## Exercise
Wherever the string "ПИТАТЕЛЬНЫХ" appears in the listing, copy that line.

─── Record set ───

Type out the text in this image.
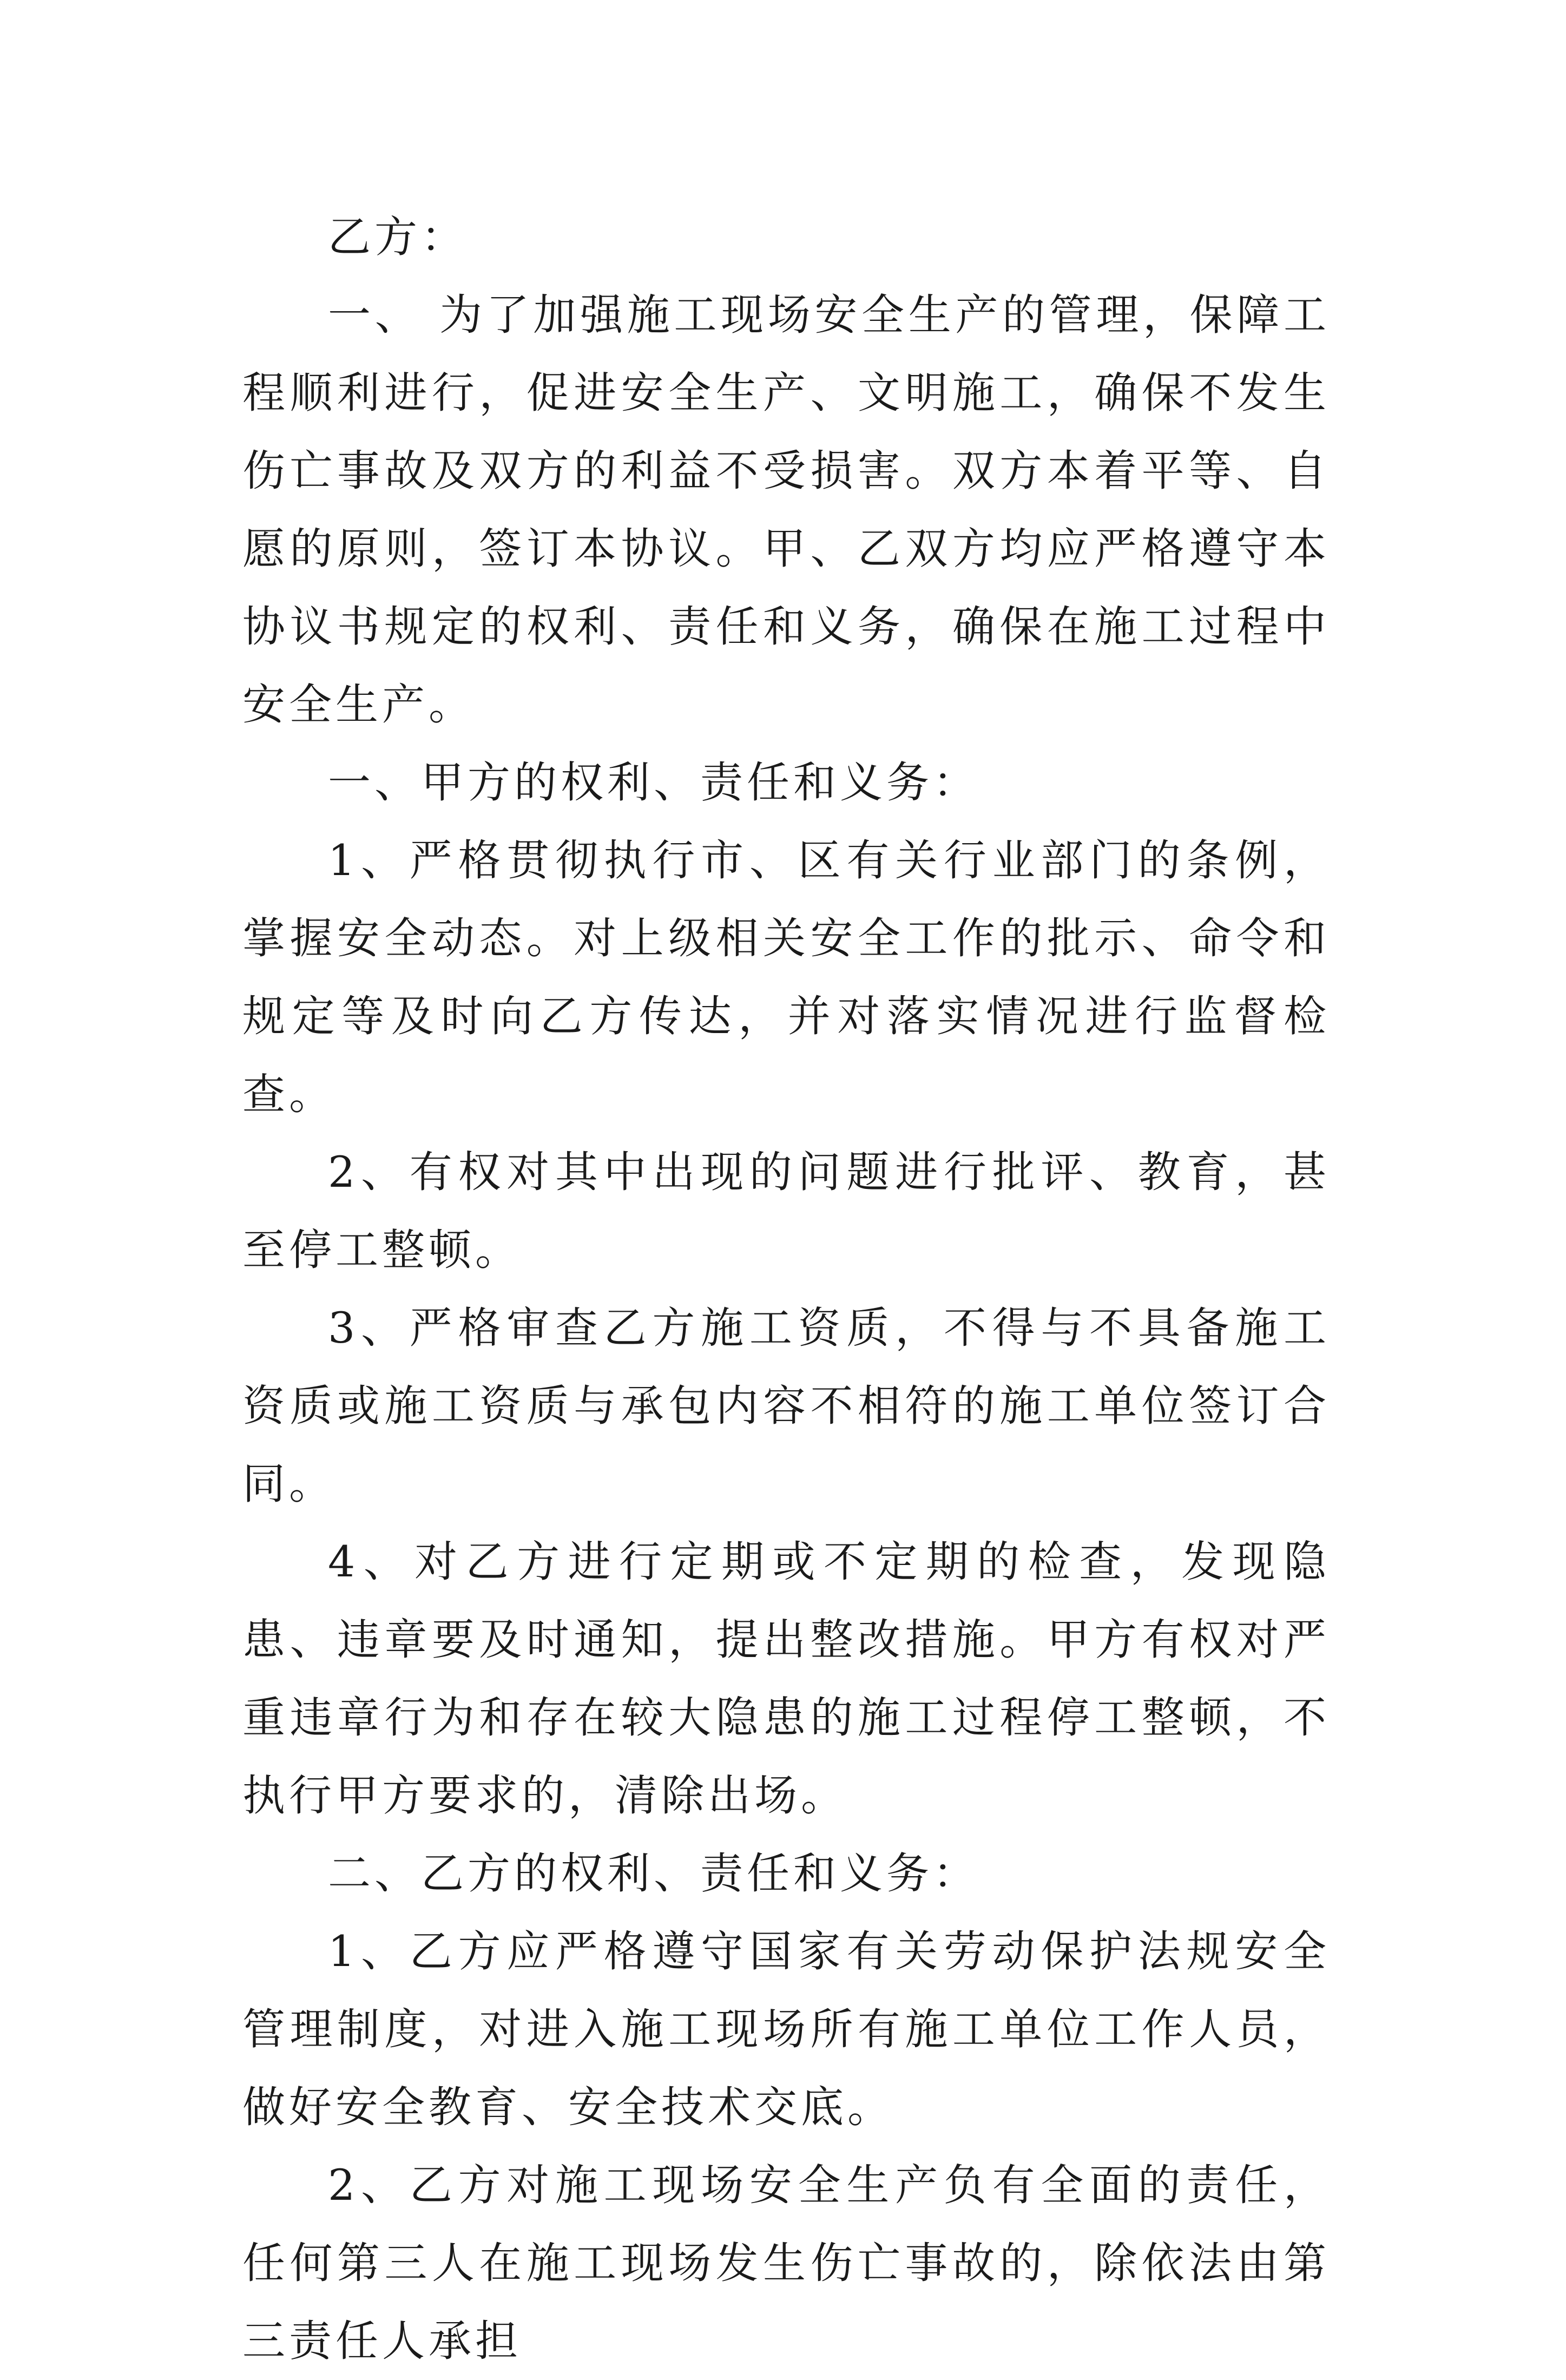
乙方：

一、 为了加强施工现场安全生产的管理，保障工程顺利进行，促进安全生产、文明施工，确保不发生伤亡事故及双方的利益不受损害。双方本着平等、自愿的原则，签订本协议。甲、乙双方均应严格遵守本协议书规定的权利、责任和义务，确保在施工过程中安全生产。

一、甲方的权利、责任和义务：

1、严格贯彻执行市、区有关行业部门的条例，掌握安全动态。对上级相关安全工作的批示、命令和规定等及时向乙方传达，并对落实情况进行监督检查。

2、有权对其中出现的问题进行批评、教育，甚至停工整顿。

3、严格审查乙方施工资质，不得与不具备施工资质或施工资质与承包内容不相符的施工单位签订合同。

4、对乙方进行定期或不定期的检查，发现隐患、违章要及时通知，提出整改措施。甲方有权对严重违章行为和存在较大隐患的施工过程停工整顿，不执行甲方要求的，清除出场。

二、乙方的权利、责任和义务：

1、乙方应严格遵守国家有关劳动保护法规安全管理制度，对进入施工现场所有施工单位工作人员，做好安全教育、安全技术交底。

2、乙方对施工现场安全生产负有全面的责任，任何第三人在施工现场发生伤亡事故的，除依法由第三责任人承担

───
─── Record set ───

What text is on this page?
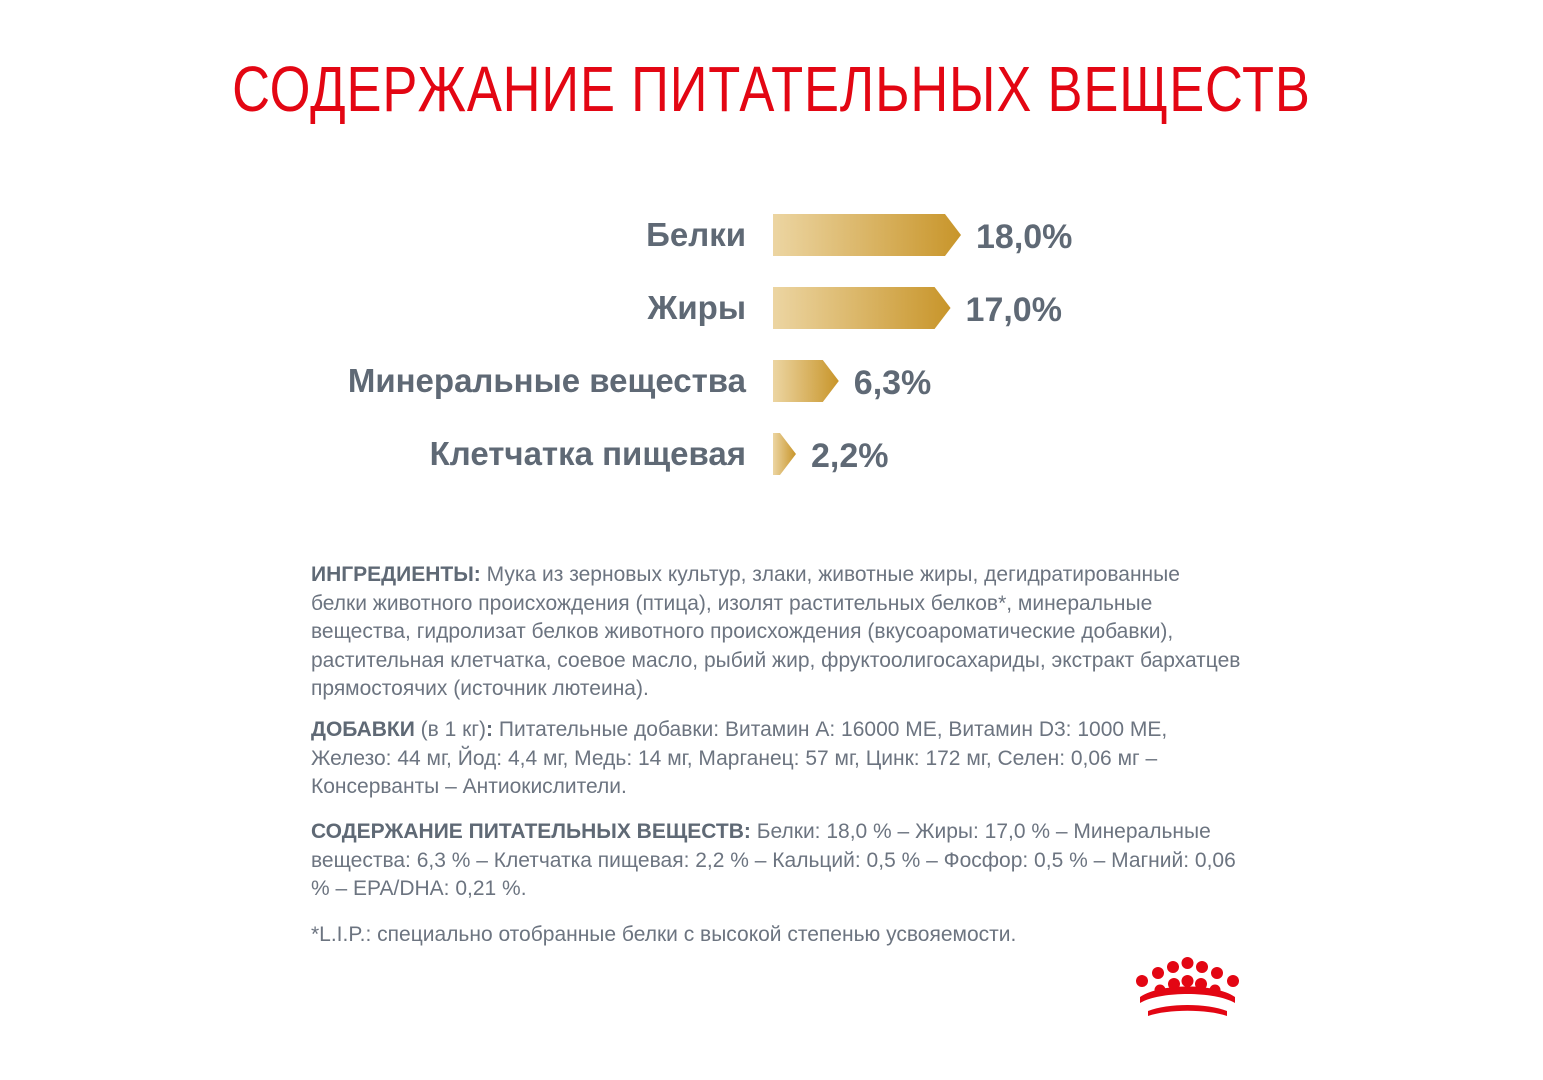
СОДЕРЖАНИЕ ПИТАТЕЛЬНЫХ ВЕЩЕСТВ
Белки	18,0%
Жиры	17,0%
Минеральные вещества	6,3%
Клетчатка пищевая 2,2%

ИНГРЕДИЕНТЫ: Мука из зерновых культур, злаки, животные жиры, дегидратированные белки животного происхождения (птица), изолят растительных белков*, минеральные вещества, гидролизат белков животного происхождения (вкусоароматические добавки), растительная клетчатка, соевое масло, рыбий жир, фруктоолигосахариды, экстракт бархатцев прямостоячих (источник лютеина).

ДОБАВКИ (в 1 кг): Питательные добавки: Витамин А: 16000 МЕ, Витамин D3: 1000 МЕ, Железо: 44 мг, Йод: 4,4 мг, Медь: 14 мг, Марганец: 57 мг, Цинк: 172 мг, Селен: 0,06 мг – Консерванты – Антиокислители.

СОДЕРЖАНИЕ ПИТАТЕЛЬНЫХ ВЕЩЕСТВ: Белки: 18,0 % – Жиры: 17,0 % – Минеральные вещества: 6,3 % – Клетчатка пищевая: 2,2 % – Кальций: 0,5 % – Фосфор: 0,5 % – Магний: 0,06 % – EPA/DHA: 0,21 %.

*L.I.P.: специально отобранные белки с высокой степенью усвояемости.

───

## Correct answer
СОДЕРЖАНИЕ ПИТАТЕЛЬНЫХ ВЕЩЕСТВ
СОДЕРЖАНИЕ ПИТАТЕЛЬНЫХ ВЕЩЕСТВ: Белки: 18,0 % – Жиры: 17,0 % – Минеральные вещества: 6,3 % – Клетчатка пищевая: 2,2 % – Кальций: 0,5 % – Фосфор: 0,5 % – Магний: 0,06 % – EPA/DHA: 0,21 %.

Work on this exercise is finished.